**CHALLENGE:**
Retype the material in full, keeping every word the same.

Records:
----
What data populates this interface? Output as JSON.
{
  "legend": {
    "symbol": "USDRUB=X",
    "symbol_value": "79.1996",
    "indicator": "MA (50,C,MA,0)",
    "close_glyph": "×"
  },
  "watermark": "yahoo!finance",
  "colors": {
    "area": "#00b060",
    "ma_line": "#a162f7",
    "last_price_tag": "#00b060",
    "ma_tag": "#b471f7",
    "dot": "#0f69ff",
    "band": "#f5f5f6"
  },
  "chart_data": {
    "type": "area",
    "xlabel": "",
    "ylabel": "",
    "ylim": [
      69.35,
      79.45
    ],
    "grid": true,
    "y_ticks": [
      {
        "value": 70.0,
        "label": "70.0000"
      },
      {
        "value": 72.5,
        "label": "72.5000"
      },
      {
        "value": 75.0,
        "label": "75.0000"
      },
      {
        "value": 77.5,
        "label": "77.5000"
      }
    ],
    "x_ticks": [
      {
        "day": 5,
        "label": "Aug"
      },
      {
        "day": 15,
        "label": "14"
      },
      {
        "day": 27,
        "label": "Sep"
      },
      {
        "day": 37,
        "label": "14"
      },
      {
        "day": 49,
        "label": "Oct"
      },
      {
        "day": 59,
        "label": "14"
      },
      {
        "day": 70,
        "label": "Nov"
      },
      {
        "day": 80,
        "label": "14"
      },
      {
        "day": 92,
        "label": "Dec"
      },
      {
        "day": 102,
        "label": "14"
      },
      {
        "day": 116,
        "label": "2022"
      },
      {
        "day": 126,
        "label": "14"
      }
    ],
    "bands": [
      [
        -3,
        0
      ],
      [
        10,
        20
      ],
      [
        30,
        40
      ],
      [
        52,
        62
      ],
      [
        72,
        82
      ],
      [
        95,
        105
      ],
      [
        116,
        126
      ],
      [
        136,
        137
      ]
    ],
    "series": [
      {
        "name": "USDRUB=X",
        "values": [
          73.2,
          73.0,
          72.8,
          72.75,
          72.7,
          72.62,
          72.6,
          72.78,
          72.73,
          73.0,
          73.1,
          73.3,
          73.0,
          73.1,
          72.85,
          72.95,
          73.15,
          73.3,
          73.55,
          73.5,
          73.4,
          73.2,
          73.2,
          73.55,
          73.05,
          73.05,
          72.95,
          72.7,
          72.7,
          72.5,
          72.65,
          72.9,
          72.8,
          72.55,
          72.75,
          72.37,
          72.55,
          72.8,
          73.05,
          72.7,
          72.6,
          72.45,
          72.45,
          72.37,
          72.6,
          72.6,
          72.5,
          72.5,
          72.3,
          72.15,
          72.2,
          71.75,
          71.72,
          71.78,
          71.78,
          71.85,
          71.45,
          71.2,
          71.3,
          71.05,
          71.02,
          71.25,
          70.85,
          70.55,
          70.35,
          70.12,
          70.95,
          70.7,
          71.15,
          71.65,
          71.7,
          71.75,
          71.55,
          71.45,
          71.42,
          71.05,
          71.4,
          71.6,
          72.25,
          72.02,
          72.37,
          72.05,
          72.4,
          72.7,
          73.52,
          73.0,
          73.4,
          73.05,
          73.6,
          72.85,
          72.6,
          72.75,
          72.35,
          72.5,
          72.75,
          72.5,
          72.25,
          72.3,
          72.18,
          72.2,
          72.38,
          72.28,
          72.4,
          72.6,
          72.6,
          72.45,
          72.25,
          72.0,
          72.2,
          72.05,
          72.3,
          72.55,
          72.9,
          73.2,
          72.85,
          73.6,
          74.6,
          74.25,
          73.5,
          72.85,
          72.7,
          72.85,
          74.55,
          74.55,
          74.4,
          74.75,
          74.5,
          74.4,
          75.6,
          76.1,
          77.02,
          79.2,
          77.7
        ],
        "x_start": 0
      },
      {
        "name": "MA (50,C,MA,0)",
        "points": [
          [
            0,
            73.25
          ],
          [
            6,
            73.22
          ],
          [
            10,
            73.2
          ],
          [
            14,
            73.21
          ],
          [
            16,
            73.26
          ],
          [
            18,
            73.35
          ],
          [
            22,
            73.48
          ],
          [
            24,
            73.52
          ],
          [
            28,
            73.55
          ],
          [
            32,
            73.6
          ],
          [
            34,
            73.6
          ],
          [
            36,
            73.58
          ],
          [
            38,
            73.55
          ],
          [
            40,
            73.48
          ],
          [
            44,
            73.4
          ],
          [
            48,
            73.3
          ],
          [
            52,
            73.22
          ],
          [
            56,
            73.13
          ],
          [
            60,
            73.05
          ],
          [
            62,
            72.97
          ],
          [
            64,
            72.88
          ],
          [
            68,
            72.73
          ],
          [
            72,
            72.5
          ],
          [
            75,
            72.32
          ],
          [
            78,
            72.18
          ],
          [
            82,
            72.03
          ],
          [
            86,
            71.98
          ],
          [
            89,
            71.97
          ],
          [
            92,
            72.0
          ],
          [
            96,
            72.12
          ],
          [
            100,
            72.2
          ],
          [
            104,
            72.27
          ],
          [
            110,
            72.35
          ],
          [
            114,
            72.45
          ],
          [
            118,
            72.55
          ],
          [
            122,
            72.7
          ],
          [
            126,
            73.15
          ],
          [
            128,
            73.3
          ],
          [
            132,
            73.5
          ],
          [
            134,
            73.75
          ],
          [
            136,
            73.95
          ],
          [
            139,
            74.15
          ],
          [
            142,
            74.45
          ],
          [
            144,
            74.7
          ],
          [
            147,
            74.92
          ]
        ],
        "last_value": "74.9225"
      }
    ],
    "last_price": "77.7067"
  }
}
----
**EXERCISE RESULT:**
What data populates this interface? Output as JSON.
{
  "legend": {
    "symbol": "USDRUB=X",
    "symbol_value": "79.1996",
    "indicator": "MA (50,C,MA,0)",
    "close_glyph": "×"
  },
  "watermark": "yahoo!finance",
  "colors": {
    "area": "#00b060",
    "ma_line": "#a162f7",
    "last_price_tag": "#00b060",
    "ma_tag": "#b471f7",
    "dot": "#0f69ff",
    "band": "#f5f5f6"
  },
  "chart_data": {
    "type": "area",
    "xlabel": "",
    "ylabel": "",
    "ylim": [
      69.35,
      79.45
    ],
    "grid": true,
    "y_ticks": [
      {
        "value": 70.0,
        "label": "70.0000"
      },
      {
        "value": 72.5,
        "label": "72.5000"
      },
      {
        "value": 75.0,
        "label": "75.0000"
      },
      {
        "value": 77.5,
        "label": "77.5000"
      }
    ],
    "x_ticks": [
      {
        "day": 5,
        "label": "Aug"
      },
      {
        "day": 15,
        "label": "14"
      },
      {
        "day": 27,
        "label": "Sep"
      },
      {
        "day": 37,
        "label": "14"
      },
      {
        "day": 49,
        "label": "Oct"
      },
      {
        "day": 59,
        "label": "14"
      },
      {
        "day": 70,
        "label": "Nov"
      },
      {
        "day": 80,
        "label": "14"
      },
      {
        "day": 92,
        "label": "Dec"
      },
      {
        "day": 102,
        "label": "14"
      },
      {
        "day": 116,
        "label": "2022"
      },
      {
        "day": 126,
        "label": "14"
      }
    ],
    "bands": [
      [
        -3,
        0
      ],
      [
        10,
        20
      ],
      [
        30,
        40
      ],
      [
        52,
        62
      ],
      [
        72,
        82
      ],
      [
        95,
        105
      ],
      [
        116,
        126
      ],
      [
        136,
        137
      ]
    ],
    "series": [
      {
        "name": "USDRUB=X",
        "values": [
          73.2,
          73.0,
          72.8,
          72.75,
          72.7,
          72.62,
          72.6,
          72.78,
          72.73,
          73.0,
          73.1,
          73.3,
          73.0,
          73.1,
          72.85,
          72.95,
          73.15,
          73.3,
          73.55,
          73.5,
          73.4,
          73.2,
          73.2,
          73.55,
          73.05,
          73.05,
          72.95,
          72.7,
          72.7,
          72.5,
          72.65,
          72.9,
          72.8,
          72.55,
          72.75,
          72.37,
          72.55,
          72.8,
          73.05,
          72.7,
          72.6,
          72.45,
          72.45,
          72.37,
          72.6,
          72.6,
          72.5,
          72.5,
          72.3,
          72.15,
          72.2,
          71.75,
          71.72,
          71.78,
          71.78,
          71.85,
          71.45,
          71.2,
          71.3,
          71.05,
          71.02,
          71.25,
          70.85,
          70.55,
          70.35,
          70.12,
          70.95,
          70.7,
          71.15,
          71.65,
          71.7,
          71.75,
          71.55,
          71.45,
          71.42,
          71.05,
          71.4,
          71.6,
          72.25,
          72.02,
          72.37,
          72.05,
          72.4,
          72.7,
          73.52,
          73.0,
          73.4,
          73.05,
          73.6,
          72.85,
          72.6,
          72.75,
          72.35,
          72.5,
          72.75,
          72.5,
          72.25,
          72.3,
          72.18,
          72.2,
          72.38,
          72.28,
          72.4,
          72.6,
          72.6,
          72.45,
          72.25,
          72.0,
          72.2,
          72.05,
          72.3,
          72.55,
          72.9,
          73.2,
          72.85,
          73.6,
          74.6,
          74.25,
          73.5,
          72.85,
          72.7,
          72.85,
          74.55,
          74.55,
          74.4,
          74.75,
          74.5,
          74.4,
          75.6,
          76.1,
          77.02,
          79.2,
          77.7
        ],
        "x_start": 0
      },
      {
        "name": "MA (50,C,MA,0)",
        "points": [
          [
            0,
            73.25
          ],
          [
            6,
            73.22
          ],
          [
            10,
            73.2
          ],
          [
            14,
            73.21
          ],
          [
            16,
            73.26
          ],
          [
            18,
            73.35
          ],
          [
            22,
            73.48
          ],
          [
            24,
            73.52
          ],
          [
            28,
            73.55
          ],
          [
            32,
            73.6
          ],
          [
            34,
            73.6
          ],
          [
            36,
            73.58
          ],
          [
            38,
            73.55
          ],
          [
            40,
            73.48
          ],
          [
            44,
            73.4
          ],
          [
            48,
            73.3
          ],
          [
            52,
            73.22
          ],
          [
            56,
            73.13
          ],
          [
            60,
            73.05
          ],
          [
            62,
            72.97
          ],
          [
            64,
            72.88
          ],
          [
            68,
            72.73
          ],
          [
            72,
            72.5
          ],
          [
            75,
            72.32
          ],
          [
            78,
            72.18
          ],
          [
            82,
            72.03
          ],
          [
            86,
            71.98
          ],
          [
            89,
            71.97
          ],
          [
            92,
            72.0
          ],
          [
            96,
            72.12
          ],
          [
            100,
            72.2
          ],
          [
            104,
            72.27
          ],
          [
            110,
            72.35
          ],
          [
            114,
            72.45
          ],
          [
            118,
            72.55
          ],
          [
            122,
            72.7
          ],
          [
            126,
            73.15
          ],
          [
            128,
            73.3
          ],
          [
            132,
            73.5
          ],
          [
            134,
            73.75
          ],
          [
            136,
            73.95
          ],
          [
            139,
            74.15
          ],
          [
            142,
            74.45
          ],
          [
            144,
            74.7
          ],
          [
            147,
            74.92
          ]
        ],
        "last_value": "74.9225"
      }
    ],
    "last_price": "77.7067"
  }
}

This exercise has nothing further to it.